▶ Set problem: Write out the whole listing, matching it exactly.

▶ Raw data:
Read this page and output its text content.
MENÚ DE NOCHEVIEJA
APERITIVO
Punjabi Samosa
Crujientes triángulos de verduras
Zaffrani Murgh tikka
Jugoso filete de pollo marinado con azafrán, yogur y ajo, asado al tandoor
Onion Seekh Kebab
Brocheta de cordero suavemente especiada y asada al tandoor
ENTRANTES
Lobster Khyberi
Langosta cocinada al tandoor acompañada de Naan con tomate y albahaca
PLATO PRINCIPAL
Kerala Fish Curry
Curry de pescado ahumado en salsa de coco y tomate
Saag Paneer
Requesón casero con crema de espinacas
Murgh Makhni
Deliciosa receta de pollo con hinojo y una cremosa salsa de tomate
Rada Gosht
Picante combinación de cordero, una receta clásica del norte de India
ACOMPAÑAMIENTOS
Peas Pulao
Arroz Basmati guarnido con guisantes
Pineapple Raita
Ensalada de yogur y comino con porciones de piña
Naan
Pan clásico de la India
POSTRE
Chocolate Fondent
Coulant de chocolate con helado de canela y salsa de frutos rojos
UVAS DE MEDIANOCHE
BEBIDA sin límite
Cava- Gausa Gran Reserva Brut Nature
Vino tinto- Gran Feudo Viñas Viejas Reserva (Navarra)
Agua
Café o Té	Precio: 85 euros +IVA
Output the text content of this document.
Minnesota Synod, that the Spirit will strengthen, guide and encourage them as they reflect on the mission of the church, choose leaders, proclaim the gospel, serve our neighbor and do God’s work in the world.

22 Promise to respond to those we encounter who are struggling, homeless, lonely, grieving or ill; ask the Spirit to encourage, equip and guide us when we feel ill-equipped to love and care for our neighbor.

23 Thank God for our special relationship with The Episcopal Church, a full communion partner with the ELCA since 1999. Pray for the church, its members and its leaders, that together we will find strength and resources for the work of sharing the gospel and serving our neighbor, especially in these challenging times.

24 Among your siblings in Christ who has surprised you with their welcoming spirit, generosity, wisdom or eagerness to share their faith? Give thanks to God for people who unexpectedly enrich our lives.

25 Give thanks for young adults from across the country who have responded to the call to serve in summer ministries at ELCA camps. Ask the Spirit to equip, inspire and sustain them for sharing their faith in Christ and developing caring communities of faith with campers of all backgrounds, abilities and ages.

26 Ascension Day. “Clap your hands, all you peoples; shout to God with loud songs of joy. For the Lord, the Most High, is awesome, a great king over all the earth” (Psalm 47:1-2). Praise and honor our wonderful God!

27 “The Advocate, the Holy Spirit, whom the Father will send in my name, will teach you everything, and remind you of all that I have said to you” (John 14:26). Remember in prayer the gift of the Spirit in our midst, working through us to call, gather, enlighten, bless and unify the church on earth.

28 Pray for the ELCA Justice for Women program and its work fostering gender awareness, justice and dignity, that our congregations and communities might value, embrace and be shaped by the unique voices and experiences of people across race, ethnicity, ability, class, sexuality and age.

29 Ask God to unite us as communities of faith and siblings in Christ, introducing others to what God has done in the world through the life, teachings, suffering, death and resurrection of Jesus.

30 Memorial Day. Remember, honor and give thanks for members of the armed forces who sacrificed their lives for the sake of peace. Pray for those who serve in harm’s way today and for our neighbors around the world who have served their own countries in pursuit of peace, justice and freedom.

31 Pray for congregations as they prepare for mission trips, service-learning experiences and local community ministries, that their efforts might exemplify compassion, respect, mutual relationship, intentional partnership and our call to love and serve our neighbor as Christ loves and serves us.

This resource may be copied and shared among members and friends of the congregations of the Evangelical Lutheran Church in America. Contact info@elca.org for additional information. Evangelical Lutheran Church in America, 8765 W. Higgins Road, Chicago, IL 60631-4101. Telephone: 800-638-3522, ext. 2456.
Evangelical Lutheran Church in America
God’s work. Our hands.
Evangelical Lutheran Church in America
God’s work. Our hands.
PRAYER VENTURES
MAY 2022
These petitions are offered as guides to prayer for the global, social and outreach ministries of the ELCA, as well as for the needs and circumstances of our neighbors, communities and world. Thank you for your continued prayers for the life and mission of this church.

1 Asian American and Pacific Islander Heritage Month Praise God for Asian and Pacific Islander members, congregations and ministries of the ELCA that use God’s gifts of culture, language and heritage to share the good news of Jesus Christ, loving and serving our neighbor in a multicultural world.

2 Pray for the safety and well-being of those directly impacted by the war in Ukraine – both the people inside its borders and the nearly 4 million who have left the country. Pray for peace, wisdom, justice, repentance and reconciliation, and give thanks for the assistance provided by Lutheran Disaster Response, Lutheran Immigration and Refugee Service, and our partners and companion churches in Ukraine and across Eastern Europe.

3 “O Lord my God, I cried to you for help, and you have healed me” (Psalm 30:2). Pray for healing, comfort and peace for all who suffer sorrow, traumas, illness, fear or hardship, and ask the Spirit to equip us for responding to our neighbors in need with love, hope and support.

▶ Task answer:
Read this page and output its text content.
MENÚ DE NOCHEVIEJA
APERITIVO
Punjabi Samosa
Crujientes triángulos de verduras
Zaffrani Murgh tikka
Jugoso filete de pollo marinado con azafrán, yogur y ajo, asado al tandoor
Onion Seekh Kebab
Brocheta de cordero suavemente especiada y asada al tandoor
ENTRANTES
Lobster Khyberi
Langosta cocinada al tandoor acompañada de Naan con tomate y albahaca
PLATO PRINCIPAL
Kerala Fish Curry
Curry de pescado ahumado en salsa de coco y tomate
Saag Paneer
Requesón casero con crema de espinacas
Murgh Makhni
Deliciosa receta de pollo con hinojo y una cremosa salsa de tomate
Rada Gosht
Picante combinación de cordero, una receta clásica del norte de India
ACOMPAÑAMIENTOS
Peas Pulao
Arroz Basmati guarnido con guisantes
Pineapple Raita
Ensalada de yogur y comino con porciones de piña
Naan
Pan clásico de la India
POSTRE
Chocolate Fondent
Coulant de chocolate con helado de canela y salsa de frutos rojos
UVAS DE MEDIANOCHE
BEBIDA sin límite
Cava- Gausa Gran Reserva Brut Nature
Vino tinto- Gran Feudo Viñas Viejas Reserva (Navarra)
Agua
Café o Té	Precio: 85 euros +IVA
Output the text content of this document.
Minnesota Synod, that the Spirit will strengthen, guide and encourage them as they reflect on the mission of the church, choose leaders, proclaim the gospel, serve our neighbor and do God’s work in the world.

22 Promise to respond to those we encounter who are struggling, homeless, lonely, grieving or ill; ask the Spirit to encourage, equip and guide us when we feel ill-equipped to love and care for our neighbor.

23 Thank God for our special relationship with The Episcopal Church, a full communion partner with the ELCA since 1999. Pray for the church, its members and its leaders, that together we will find strength and resources for the work of sharing the gospel and serving our neighbor, especially in these challenging times.

24 Among your siblings in Christ who has surprised you with their welcoming spirit, generosity, wisdom or eagerness to share their faith? Give thanks to God for people who unexpectedly enrich our lives.

25 Give thanks for young adults from across the country who have responded to the call to serve in summer ministries at ELCA camps. Ask the Spirit to equip, inspire and sustain them for sharing their faith in Christ and developing caring communities of faith with campers of all backgrounds, abilities and ages.

26 Ascension Day. “Clap your hands, all you peoples; shout to God with loud songs of joy. For the Lord, the Most High, is awesome, a great king over all the earth” (Psalm 47:1-2). Praise and honor our wonderful God!

27 “The Advocate, the Holy Spirit, whom the Father will send in my name, will teach you everything, and remind you of all that I have said to you” (John 14:26). Remember in prayer the gift of the Spirit in our midst, working through us to call, gather, enlighten, bless and unify the church on earth.

28 Pray for the ELCA Justice for Women program and its work fostering gender awareness, justice and dignity, that our congregations and communities might value, embrace and be shaped by the unique voices and experiences of people across race, ethnicity, ability, class, sexuality and age.

29 Ask God to unite us as communities of faith and siblings in Christ, introducing others to what God has done in the world through the life, teachings, suffering, death and resurrection of Jesus.

30 Memorial Day. Remember, honor and give thanks for members of the armed forces who sacrificed their lives for the sake of peace. Pray for those who serve in harm’s way today and for our neighbors around the world who have served their own countries in pursuit of peace, justice and freedom.

31 Pray for congregations as they prepare for mission trips, service-learning experiences and local community ministries, that their efforts might exemplify compassion, respect, mutual relationship, intentional partnership and our call to love and serve our neighbor as Christ loves and serves us.

This resource may be copied and shared among members and friends of the congregations of the Evangelical Lutheran Church in America. Contact info@elca.org for additional information. Evangelical Lutheran Church in America, 8765 W. Higgins Road, Chicago, IL 60631-4101. Telephone: 800-638-3522, ext. 2456.
Evangelical Lutheran Church in America
God’s work. Our hands.
Evangelical Lutheran Church in America
God’s work. Our hands.
PRAYER VENTURES
MAY 2022
These petitions are offered as guides to prayer for the global, social and outreach ministries of the ELCA, as well as for the needs and circumstances of our neighbors, communities and world. Thank you for your continued prayers for the life and mission of this church.

1 Asian American and Pacific Islander Heritage Month Praise God for Asian and Pacific Islander members, congregations and ministries of the ELCA that use God’s gifts of culture, language and heritage to share the good news of Jesus Christ, loving and serving our neighbor in a multicultural world.

2 Pray for the safety and well-being of those directly impacted by the war in Ukraine – both the people inside its borders and the nearly 4 million who have left the country. Pray for peace, wisdom, justice, repentance and reconciliation, and give thanks for the assistance provided by Lutheran Disaster Response, Lutheran Immigration and Refugee Service, and our partners and companion churches in Ukraine and across Eastern Europe.

3 “O Lord my God, I cried to you for help, and you have healed me” (Psalm 30:2). Pray for healing, comfort and peace for all who suffer sorrow, traumas, illness, fear or hardship, and ask the Spirit to equip us for responding to our neighbors in need with love, hope and support.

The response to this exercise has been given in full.